Task prompt: Omit the images, then print each record below exactly as it reads.

Supplied records:

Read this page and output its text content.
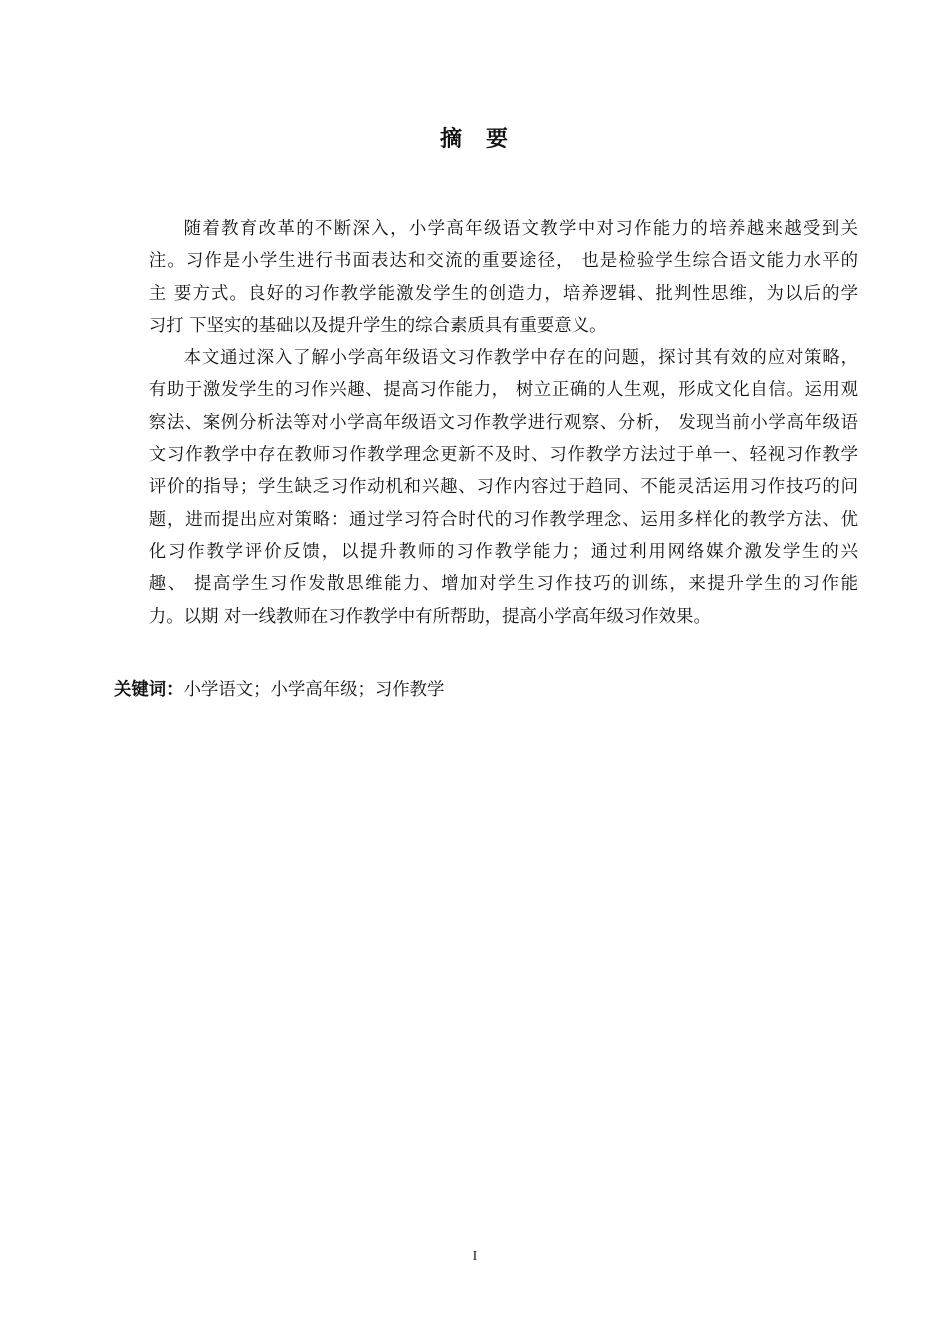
摘 要
随着教育改革的不断深入，小学高年级语文教学中对习作能力的培养越来越受到关
注。习作是小学生进行书面表达和交流的重要途径， 也是检验学生综合语文能力水平的
主 要方式。良好的习作教学能激发学生的创造力，培养逻辑、批判性思维，为以后的学
习打 下坚实的基础以及提升学生的综合素质具有重要意义。
本文通过深入了解小学高年级语文习作教学中存在的问题，探讨其有效的应对策略，
有助于激发学生的习作兴趣、提高习作能力， 树立正确的人生观，形成文化自信。运用观
察法、案例分析法等对小学高年级语文习作教学进行观察、分析， 发现当前小学高年级语
文习作教学中存在教师习作教学理念更新不及时、习作教学方法过于单一、轻视习作教学
评价的指导；学生缺乏习作动机和兴趣、习作内容过于趋同、不能灵活运用习作技巧的问
题，进而提出应对策略：通过学习符合时代的习作教学理念、运用多样化的教学方法、优
化习作教学评价反馈，以提升教师的习作教学能力；通过利用网络媒介激发学生的兴
趣、 提高学生习作发散思维能力、增加对学生习作技巧的训练，来提升学生的习作能
力。以期 对一线教师在习作教学中有所帮助，提高小学高年级习作效果。
关键词：小学语文；小学高年级；习作教学
I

Response to the exercise:
Read this page and output its text content.
摘 要
随着教育改革的不断深入，小学高年级语文教学中对习作能力的培养越来越受到关
注。习作是小学生进行书面表达和交流的重要途径， 也是检验学生综合语文能力水平的
主 要方式。良好的习作教学能激发学生的创造力，培养逻辑、批判性思维，为以后的学
习打 下坚实的基础以及提升学生的综合素质具有重要意义。
本文通过深入了解小学高年级语文习作教学中存在的问题，探讨其有效的应对策略，
有助于激发学生的习作兴趣、提高习作能力， 树立正确的人生观，形成文化自信。运用观
察法、案例分析法等对小学高年级语文习作教学进行观察、分析， 发现当前小学高年级语
文习作教学中存在教师习作教学理念更新不及时、习作教学方法过于单一、轻视习作教学
评价的指导；学生缺乏习作动机和兴趣、习作内容过于趋同、不能灵活运用习作技巧的问
题，进而提出应对策略：通过学习符合时代的习作教学理念、运用多样化的教学方法、优
化习作教学评价反馈，以提升教师的习作教学能力；通过利用网络媒介激发学生的兴
趣、 提高学生习作发散思维能力、增加对学生习作技巧的训练，来提升学生的习作能
力。以期 对一线教师在习作教学中有所帮助，提高小学高年级习作效果。
关键词：小学语文；小学高年级；习作教学
I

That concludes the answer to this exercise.